TASK INSTRUCTIONS: Copy out all the records exactly.

....

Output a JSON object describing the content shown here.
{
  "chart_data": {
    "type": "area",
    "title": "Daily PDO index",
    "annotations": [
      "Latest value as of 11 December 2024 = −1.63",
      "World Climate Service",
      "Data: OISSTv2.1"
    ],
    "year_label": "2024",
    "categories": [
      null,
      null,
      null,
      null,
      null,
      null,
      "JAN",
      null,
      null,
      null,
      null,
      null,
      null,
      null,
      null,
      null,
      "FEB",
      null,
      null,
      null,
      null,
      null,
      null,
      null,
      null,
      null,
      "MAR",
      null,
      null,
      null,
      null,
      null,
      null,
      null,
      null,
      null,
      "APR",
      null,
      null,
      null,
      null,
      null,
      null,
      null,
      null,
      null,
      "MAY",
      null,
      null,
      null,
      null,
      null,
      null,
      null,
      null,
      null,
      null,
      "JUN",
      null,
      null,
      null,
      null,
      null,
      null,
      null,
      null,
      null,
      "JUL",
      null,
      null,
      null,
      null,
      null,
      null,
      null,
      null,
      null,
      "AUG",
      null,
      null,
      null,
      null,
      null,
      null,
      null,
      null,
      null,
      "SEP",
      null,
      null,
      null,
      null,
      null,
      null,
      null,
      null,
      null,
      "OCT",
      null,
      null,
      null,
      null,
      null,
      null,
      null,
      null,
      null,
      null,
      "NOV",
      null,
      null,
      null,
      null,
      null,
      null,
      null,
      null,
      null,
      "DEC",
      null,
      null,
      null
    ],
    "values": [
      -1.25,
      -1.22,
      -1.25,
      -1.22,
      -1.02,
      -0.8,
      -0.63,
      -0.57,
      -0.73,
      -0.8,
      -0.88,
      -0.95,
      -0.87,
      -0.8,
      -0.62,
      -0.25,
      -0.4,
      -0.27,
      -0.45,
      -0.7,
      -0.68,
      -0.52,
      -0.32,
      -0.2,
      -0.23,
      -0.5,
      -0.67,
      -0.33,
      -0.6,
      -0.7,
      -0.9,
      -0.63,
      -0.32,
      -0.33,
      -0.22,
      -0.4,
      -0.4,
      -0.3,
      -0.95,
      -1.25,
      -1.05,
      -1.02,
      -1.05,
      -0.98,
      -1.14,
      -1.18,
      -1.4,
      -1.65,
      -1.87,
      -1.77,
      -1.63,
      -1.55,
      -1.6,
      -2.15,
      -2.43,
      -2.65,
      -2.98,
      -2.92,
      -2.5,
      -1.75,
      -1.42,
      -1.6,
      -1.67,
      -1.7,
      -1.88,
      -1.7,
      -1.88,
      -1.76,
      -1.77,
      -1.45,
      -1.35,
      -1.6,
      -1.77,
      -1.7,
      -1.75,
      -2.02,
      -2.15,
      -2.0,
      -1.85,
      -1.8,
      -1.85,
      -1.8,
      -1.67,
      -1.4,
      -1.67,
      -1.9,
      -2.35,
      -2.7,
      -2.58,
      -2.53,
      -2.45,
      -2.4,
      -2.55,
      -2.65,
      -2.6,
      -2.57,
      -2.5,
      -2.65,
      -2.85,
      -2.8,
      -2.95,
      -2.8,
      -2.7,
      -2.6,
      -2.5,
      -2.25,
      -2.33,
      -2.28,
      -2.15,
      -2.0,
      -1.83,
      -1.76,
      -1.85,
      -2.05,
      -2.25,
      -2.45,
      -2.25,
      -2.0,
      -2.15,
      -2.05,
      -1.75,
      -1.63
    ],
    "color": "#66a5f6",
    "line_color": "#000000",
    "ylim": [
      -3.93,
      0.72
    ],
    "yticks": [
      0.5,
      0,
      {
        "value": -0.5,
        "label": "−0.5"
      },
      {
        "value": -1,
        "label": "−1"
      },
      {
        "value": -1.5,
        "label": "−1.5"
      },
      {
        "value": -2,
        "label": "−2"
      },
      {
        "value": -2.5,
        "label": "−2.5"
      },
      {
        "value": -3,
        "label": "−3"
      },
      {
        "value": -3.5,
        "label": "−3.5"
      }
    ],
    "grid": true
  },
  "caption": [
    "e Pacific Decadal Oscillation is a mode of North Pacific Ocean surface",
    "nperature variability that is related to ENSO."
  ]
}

....

OUTPUT FOR THIS EXERCISE:
Output a JSON object describing the content shown here.
{
  "chart_data": {
    "type": "area",
    "title": "Daily PDO index",
    "annotations": [
      "Latest value as of 11 December 2024 = −1.63",
      "World Climate Service",
      "Data: OISSTv2.1"
    ],
    "year_label": "2024",
    "categories": [
      null,
      null,
      null,
      null,
      null,
      null,
      "JAN",
      null,
      null,
      null,
      null,
      null,
      null,
      null,
      null,
      null,
      "FEB",
      null,
      null,
      null,
      null,
      null,
      null,
      null,
      null,
      null,
      "MAR",
      null,
      null,
      null,
      null,
      null,
      null,
      null,
      null,
      null,
      "APR",
      null,
      null,
      null,
      null,
      null,
      null,
      null,
      null,
      null,
      "MAY",
      null,
      null,
      null,
      null,
      null,
      null,
      null,
      null,
      null,
      null,
      "JUN",
      null,
      null,
      null,
      null,
      null,
      null,
      null,
      null,
      null,
      "JUL",
      null,
      null,
      null,
      null,
      null,
      null,
      null,
      null,
      null,
      "AUG",
      null,
      null,
      null,
      null,
      null,
      null,
      null,
      null,
      null,
      "SEP",
      null,
      null,
      null,
      null,
      null,
      null,
      null,
      null,
      null,
      "OCT",
      null,
      null,
      null,
      null,
      null,
      null,
      null,
      null,
      null,
      null,
      "NOV",
      null,
      null,
      null,
      null,
      null,
      null,
      null,
      null,
      null,
      "DEC",
      null,
      null,
      null
    ],
    "values": [
      -1.25,
      -1.22,
      -1.25,
      -1.22,
      -1.02,
      -0.8,
      -0.63,
      -0.57,
      -0.73,
      -0.8,
      -0.88,
      -0.95,
      -0.87,
      -0.8,
      -0.62,
      -0.25,
      -0.4,
      -0.27,
      -0.45,
      -0.7,
      -0.68,
      -0.52,
      -0.32,
      -0.2,
      -0.23,
      -0.5,
      -0.67,
      -0.33,
      -0.6,
      -0.7,
      -0.9,
      -0.63,
      -0.32,
      -0.33,
      -0.22,
      -0.4,
      -0.4,
      -0.3,
      -0.95,
      -1.25,
      -1.05,
      -1.02,
      -1.05,
      -0.98,
      -1.14,
      -1.18,
      -1.4,
      -1.65,
      -1.87,
      -1.77,
      -1.63,
      -1.55,
      -1.6,
      -2.15,
      -2.43,
      -2.65,
      -2.98,
      -2.92,
      -2.5,
      -1.75,
      -1.42,
      -1.6,
      -1.67,
      -1.7,
      -1.88,
      -1.7,
      -1.88,
      -1.76,
      -1.77,
      -1.45,
      -1.35,
      -1.6,
      -1.77,
      -1.7,
      -1.75,
      -2.02,
      -2.15,
      -2.0,
      -1.85,
      -1.8,
      -1.85,
      -1.8,
      -1.67,
      -1.4,
      -1.67,
      -1.9,
      -2.35,
      -2.7,
      -2.58,
      -2.53,
      -2.45,
      -2.4,
      -2.55,
      -2.65,
      -2.6,
      -2.57,
      -2.5,
      -2.65,
      -2.85,
      -2.8,
      -2.95,
      -2.8,
      -2.7,
      -2.6,
      -2.5,
      -2.25,
      -2.33,
      -2.28,
      -2.15,
      -2.0,
      -1.83,
      -1.76,
      -1.85,
      -2.05,
      -2.25,
      -2.45,
      -2.25,
      -2.0,
      -2.15,
      -2.05,
      -1.75,
      -1.63
    ],
    "color": "#66a5f6",
    "line_color": "#000000",
    "ylim": [
      -3.93,
      0.72
    ],
    "yticks": [
      0.5,
      0,
      {
        "value": -0.5,
        "label": "−0.5"
      },
      {
        "value": -1,
        "label": "−1"
      },
      {
        "value": -1.5,
        "label": "−1.5"
      },
      {
        "value": -2,
        "label": "−2"
      },
      {
        "value": -2.5,
        "label": "−2.5"
      },
      {
        "value": -3,
        "label": "−3"
      },
      {
        "value": -3.5,
        "label": "−3.5"
      }
    ],
    "grid": true
  },
  "caption": [
    "e Pacific Decadal Oscillation is a mode of North Pacific Ocean surface",
    "nperature variability that is related to ENSO."
  ]
}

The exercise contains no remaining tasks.